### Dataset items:
▽
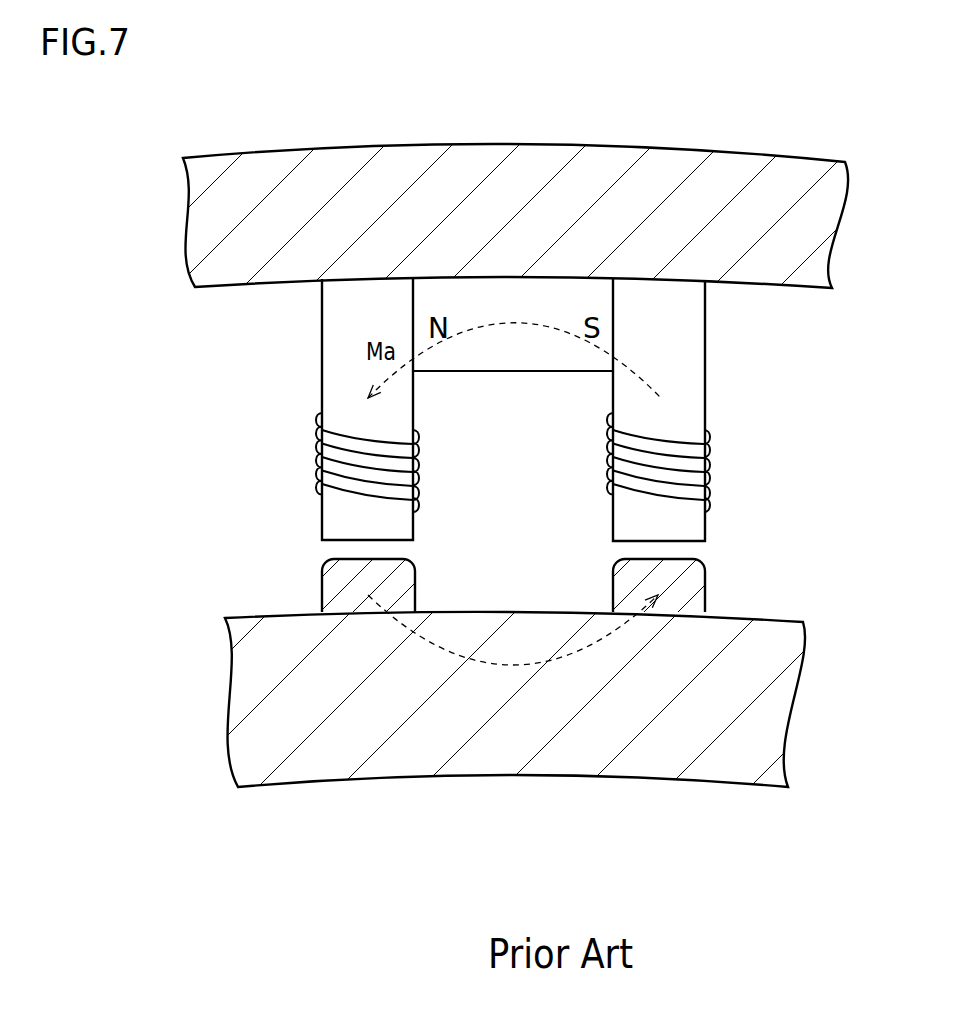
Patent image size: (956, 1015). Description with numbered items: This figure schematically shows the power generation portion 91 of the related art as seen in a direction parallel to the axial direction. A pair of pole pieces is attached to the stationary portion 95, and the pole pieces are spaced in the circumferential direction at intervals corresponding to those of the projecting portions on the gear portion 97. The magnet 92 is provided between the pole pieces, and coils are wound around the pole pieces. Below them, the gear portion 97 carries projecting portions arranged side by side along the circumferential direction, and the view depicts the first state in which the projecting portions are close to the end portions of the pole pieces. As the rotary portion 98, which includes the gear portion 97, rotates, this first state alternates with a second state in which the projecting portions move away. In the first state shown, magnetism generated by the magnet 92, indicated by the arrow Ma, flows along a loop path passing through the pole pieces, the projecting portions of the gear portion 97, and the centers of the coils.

The power generation portion 91 is at (733, 318).
The magnet 92 is at (515, 353).
The stationary portion 95 is at (512, 195).
The gear portion 97 is at (712, 551).
The rotary portion 98 is at (506, 750).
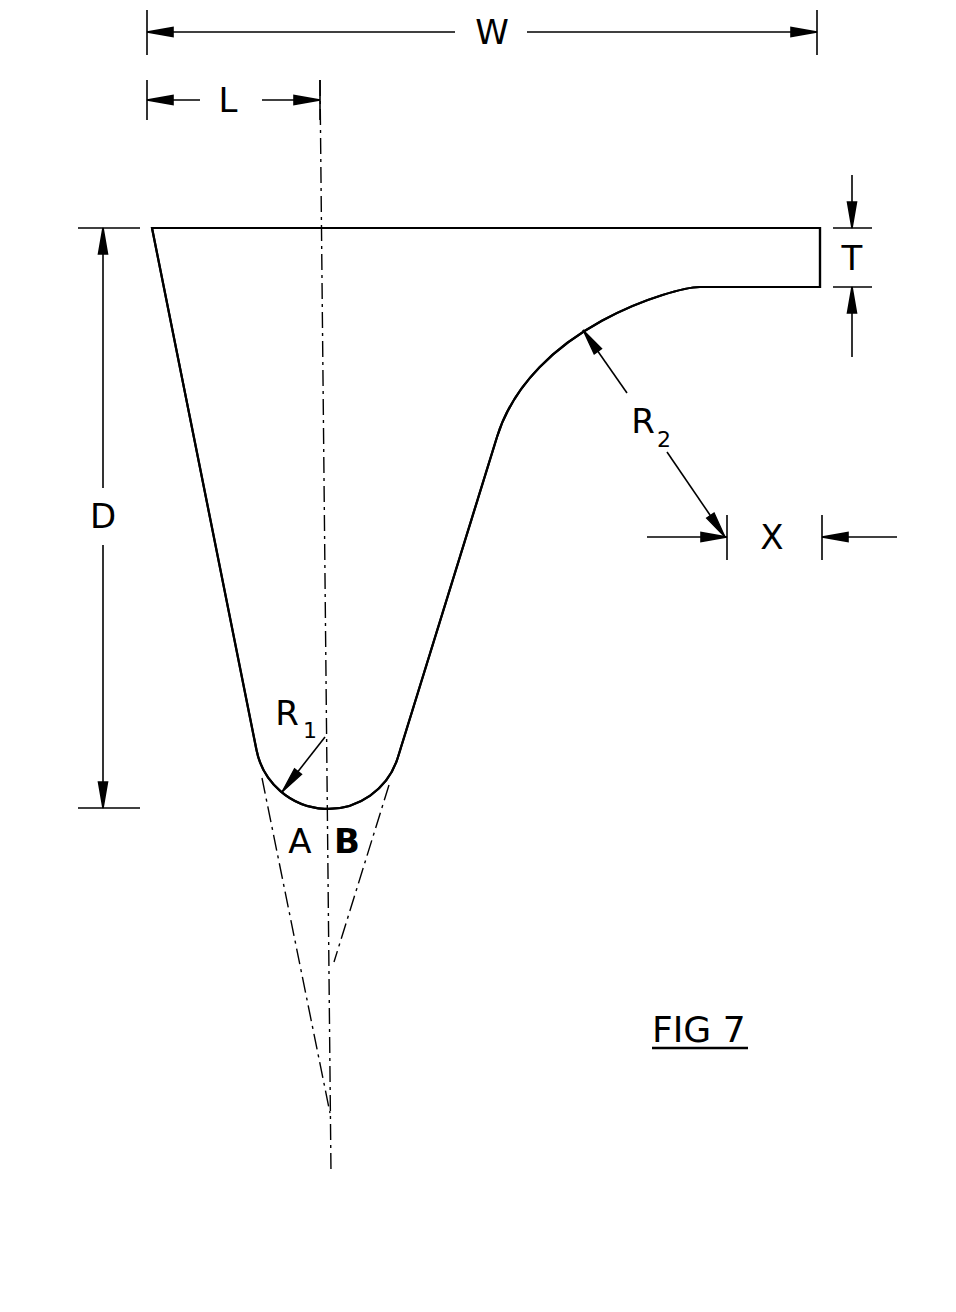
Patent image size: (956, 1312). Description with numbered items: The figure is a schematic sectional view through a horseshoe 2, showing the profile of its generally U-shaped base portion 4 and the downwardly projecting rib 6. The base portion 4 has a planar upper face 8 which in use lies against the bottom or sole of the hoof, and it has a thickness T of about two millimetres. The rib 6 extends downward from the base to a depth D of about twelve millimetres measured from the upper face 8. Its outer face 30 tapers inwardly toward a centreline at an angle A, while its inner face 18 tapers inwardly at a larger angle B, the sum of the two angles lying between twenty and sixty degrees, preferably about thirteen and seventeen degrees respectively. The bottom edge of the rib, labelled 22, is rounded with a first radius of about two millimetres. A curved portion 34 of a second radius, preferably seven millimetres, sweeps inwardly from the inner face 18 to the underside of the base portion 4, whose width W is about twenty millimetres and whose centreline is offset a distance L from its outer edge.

The horseshoe 2 is at (640, 695).
The base portion 4 is at (470, 285).
The rib 6 is at (305, 592).
The upper face 8 is at (606, 228).
The inner face 18 is at (441, 620).
The root radius 22 is at (343, 808).
The outer face 30 is at (215, 561).
The curved portion 34 is at (567, 343).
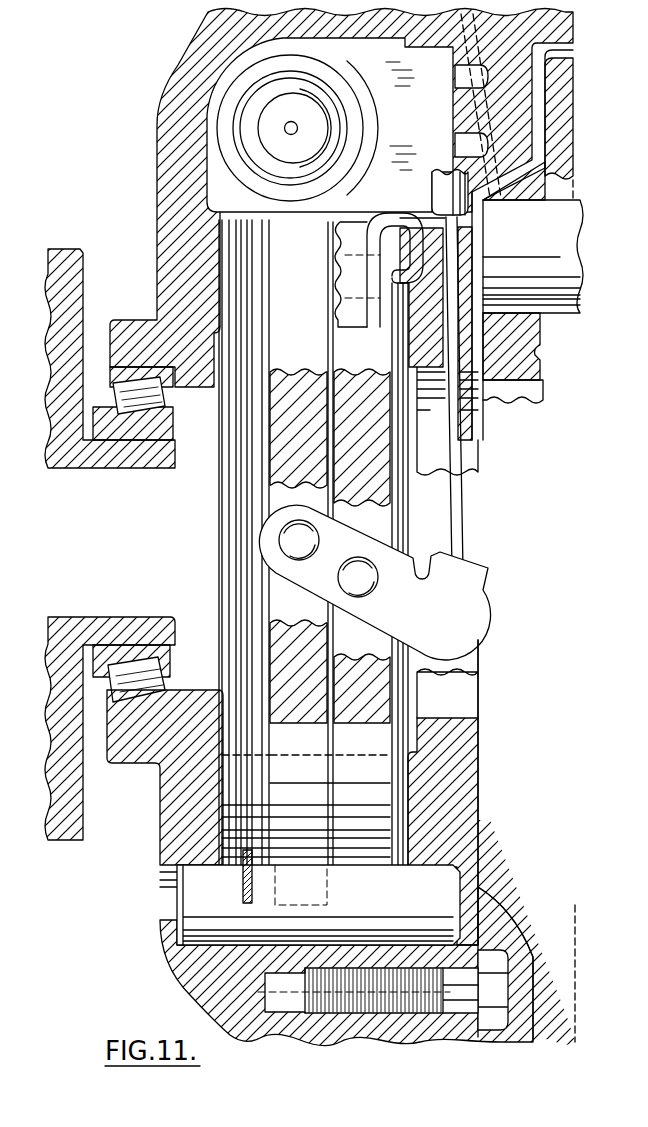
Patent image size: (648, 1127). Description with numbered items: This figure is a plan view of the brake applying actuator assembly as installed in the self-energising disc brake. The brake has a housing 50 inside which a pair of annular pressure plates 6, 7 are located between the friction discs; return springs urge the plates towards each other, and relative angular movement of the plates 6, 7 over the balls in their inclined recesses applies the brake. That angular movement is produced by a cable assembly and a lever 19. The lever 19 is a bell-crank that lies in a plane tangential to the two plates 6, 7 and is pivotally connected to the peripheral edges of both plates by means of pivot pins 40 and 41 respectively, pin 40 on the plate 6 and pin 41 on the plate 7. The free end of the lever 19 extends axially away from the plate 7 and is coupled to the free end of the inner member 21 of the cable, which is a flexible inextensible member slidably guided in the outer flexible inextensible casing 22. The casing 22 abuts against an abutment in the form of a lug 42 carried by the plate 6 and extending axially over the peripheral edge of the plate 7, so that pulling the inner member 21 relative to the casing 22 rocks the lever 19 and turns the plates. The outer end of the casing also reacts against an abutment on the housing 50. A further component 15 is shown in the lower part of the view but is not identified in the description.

The housing 50 is at (176, 189).
The casing 22 is at (449, 190).
The lug 42 is at (467, 220).
The pressure plate 6 is at (290, 390).
The pressure plate 7 is at (353, 417).
The inner member 21 is at (462, 498).
The lever 19 is at (392, 603).
The pivot pin 40 is at (305, 552).
The pivot pin 41 is at (370, 585).
The end plate 15 is at (298, 893).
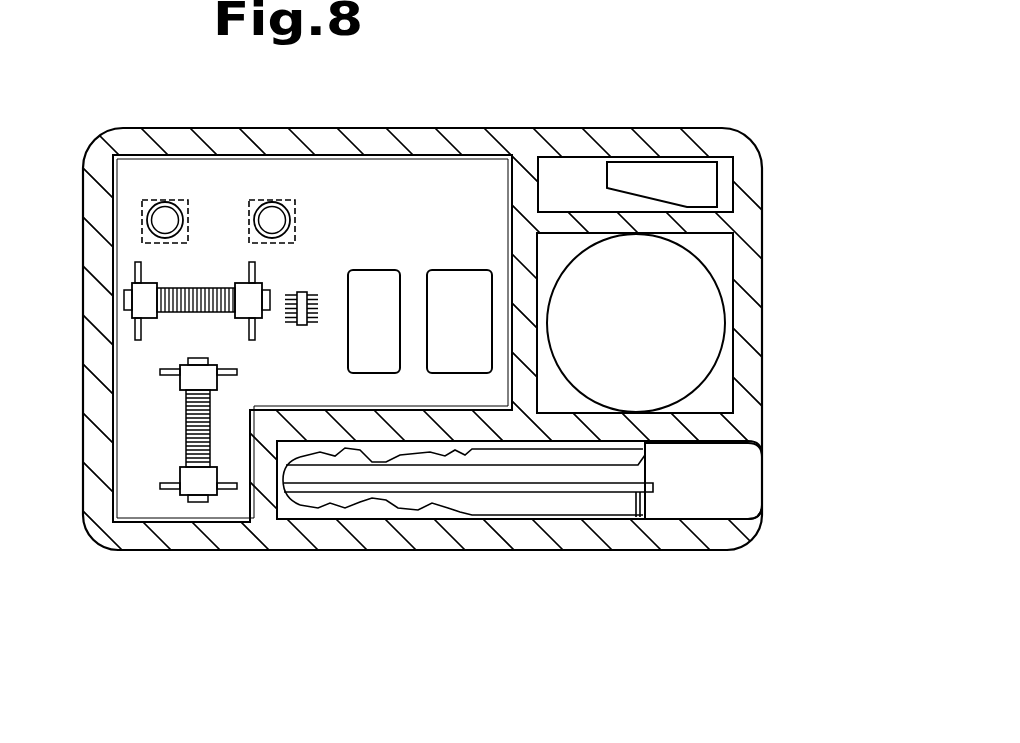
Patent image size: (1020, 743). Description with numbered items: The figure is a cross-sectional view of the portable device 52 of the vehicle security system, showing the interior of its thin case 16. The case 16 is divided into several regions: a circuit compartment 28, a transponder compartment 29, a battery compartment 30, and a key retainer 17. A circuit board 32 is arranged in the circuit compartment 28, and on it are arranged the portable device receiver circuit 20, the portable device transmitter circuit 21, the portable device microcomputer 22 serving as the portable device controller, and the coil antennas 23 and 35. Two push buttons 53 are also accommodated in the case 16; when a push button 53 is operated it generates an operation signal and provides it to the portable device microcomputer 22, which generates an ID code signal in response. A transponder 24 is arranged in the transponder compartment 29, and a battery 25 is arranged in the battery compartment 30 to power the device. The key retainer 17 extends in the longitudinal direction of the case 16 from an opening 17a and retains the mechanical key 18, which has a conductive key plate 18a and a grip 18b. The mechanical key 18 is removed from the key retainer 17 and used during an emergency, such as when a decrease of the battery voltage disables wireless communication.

The portable device 52 is at (758, 124).
The case 16 is at (640, 137).
The transponder compartment 29 is at (560, 163).
The transponder 24 is at (705, 182).
The battery compartment 30 is at (729, 375).
The battery 25 is at (715, 327).
The key retainer 17 is at (383, 517).
The opening 17a is at (748, 514).
The mechanical key 18 is at (496, 545).
The conductive key plate 18a is at (594, 506).
The grip 18b is at (573, 593).
The push buttons 53 is at (252, 220).
The coil antenna 23 is at (170, 317).
The coil antenna 35 is at (186, 428).
The portable device microcomputer 22 is at (301, 325).
The portable device receiver circuit 20 is at (362, 275).
The portable device transmitter circuit 21 is at (450, 276).
The circuit compartment 28 is at (143, 519).
The circuit board 32 is at (235, 510).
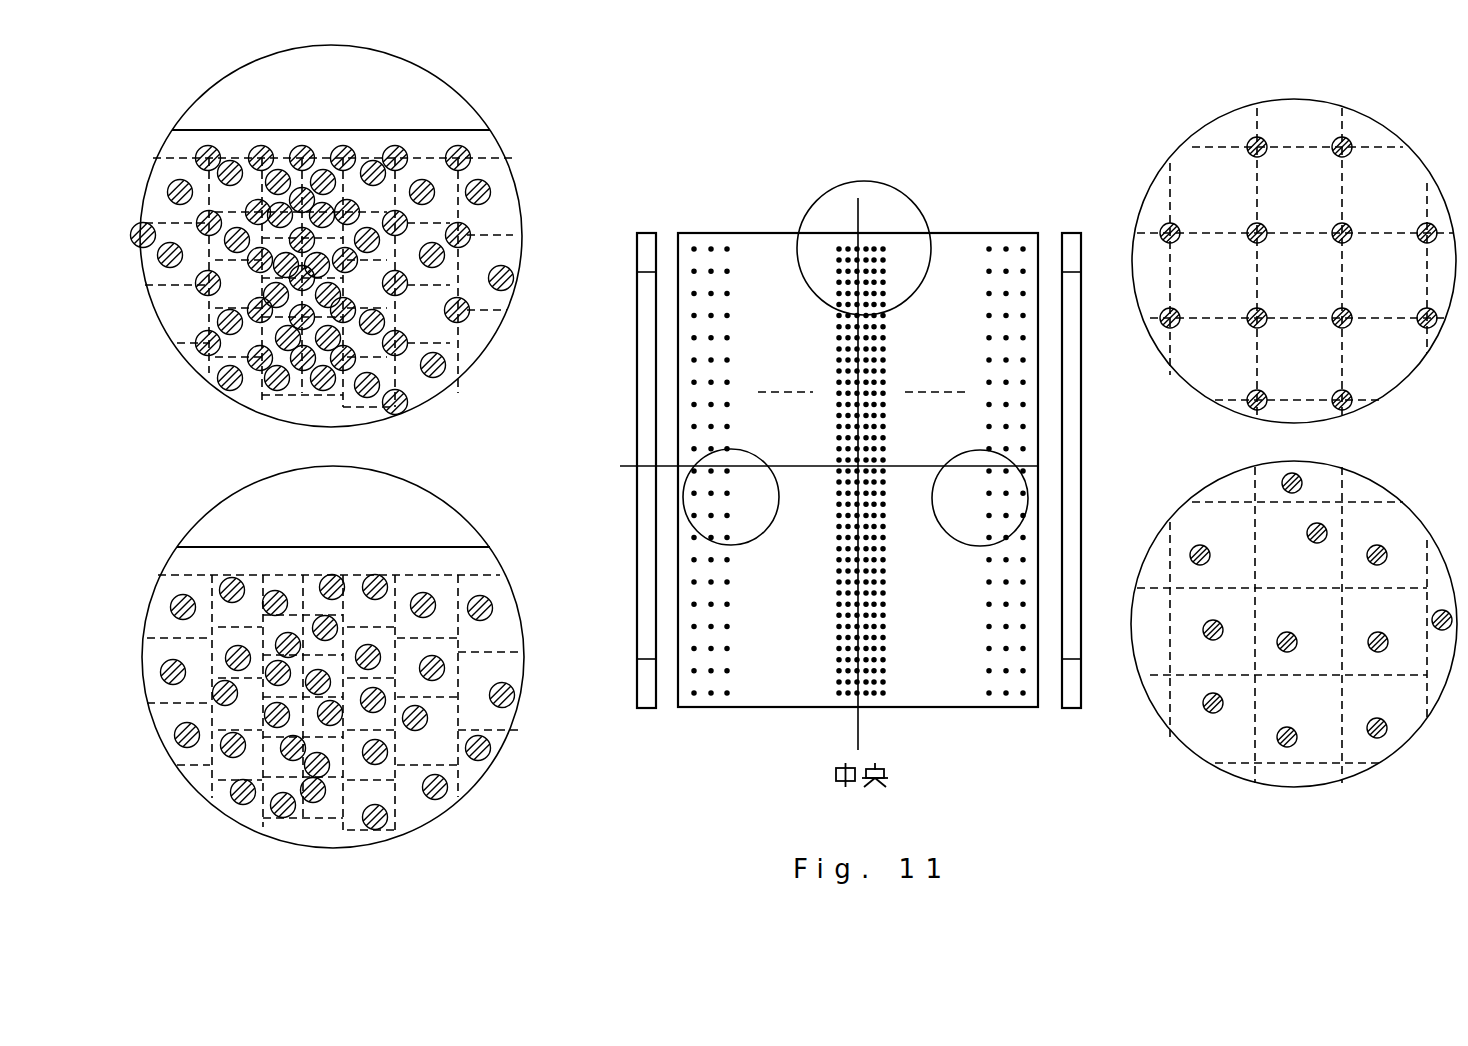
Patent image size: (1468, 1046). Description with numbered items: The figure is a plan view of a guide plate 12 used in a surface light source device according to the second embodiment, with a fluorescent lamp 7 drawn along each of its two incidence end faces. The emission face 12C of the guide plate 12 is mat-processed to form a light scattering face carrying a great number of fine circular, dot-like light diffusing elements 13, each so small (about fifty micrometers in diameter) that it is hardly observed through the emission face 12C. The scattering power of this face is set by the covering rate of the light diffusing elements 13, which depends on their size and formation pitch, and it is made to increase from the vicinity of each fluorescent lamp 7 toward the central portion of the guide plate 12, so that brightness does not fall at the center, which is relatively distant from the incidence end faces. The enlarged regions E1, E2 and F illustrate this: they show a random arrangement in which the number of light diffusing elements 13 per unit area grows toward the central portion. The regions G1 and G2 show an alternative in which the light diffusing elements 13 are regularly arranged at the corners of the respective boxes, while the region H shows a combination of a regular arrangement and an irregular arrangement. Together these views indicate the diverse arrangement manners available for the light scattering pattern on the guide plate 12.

The fluorescent lamp 7 is at (1070, 298).
The guide plate 12 is at (930, 708).
The emission face 12C is at (963, 683).
The light diffusing element 13 is at (202, 352).
The combined regular and irregular arrangement region H is at (825, 195).
The random arrangement region F is at (795, 253).
The random arrangement region E1 is at (782, 518).
The random arrangement region E2 is at (1027, 508).
The regular arrangement region G1 is at (758, 450).
The regular arrangement region G2 is at (1037, 465).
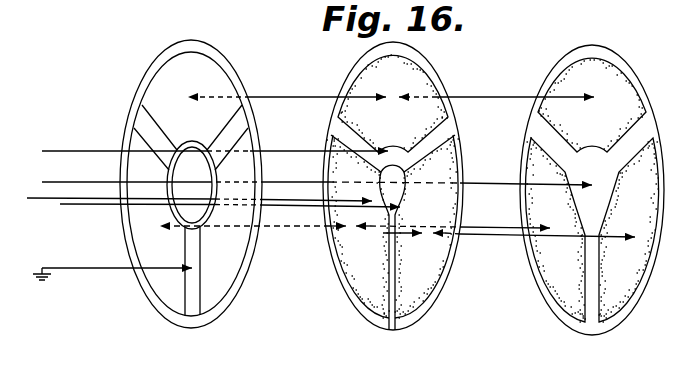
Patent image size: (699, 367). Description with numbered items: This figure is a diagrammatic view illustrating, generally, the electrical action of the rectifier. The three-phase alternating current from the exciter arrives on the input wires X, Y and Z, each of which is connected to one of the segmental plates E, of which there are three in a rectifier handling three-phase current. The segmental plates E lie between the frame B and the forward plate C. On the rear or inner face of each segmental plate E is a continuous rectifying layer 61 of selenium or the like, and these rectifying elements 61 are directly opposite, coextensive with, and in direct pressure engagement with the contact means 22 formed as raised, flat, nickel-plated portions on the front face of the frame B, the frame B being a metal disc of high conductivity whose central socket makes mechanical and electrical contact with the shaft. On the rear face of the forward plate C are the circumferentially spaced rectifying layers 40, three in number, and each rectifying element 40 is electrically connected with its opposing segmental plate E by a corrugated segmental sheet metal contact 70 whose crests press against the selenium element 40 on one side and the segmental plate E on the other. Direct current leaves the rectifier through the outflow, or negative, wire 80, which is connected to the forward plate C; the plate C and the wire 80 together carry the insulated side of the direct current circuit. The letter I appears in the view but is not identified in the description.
△
### WORK TO BE COMPLETED:
Quote the material word for word from its beginning through the line containing "The rotary portion 98 is at (506, 750).", including that line. Leave the pictures out.

### SOLUTION TO THE PROBLEM:
Patent image size: (956, 1015). Description with numbered items: This figure schematically shows the power generation portion 91 of the related art as seen in a direction parallel to the axial direction. A pair of pole pieces is attached to the stationary portion 95, and the pole pieces are spaced in the circumferential direction at intervals corresponding to those of the projecting portions on the gear portion 97. The magnet 92 is provided between the pole pieces, and coils are wound around the pole pieces. Below them, the gear portion 97 carries projecting portions arranged side by side along the circumferential direction, and the view depicts the first state in which the projecting portions are close to the end portions of the pole pieces. As the rotary portion 98, which includes the gear portion 97, rotates, this first state alternates with a second state in which the projecting portions move away. In the first state shown, magnetism generated by the magnet 92, indicated by the arrow Ma, flows along a loop path passing through the pole pieces, the projecting portions of the gear portion 97, and the centers of the coils.

The power generation portion 91 is at (733, 318).
The magnet 92 is at (515, 353).
The stationary portion 95 is at (512, 195).
The gear portion 97 is at (712, 551).
The rotary portion 98 is at (506, 750).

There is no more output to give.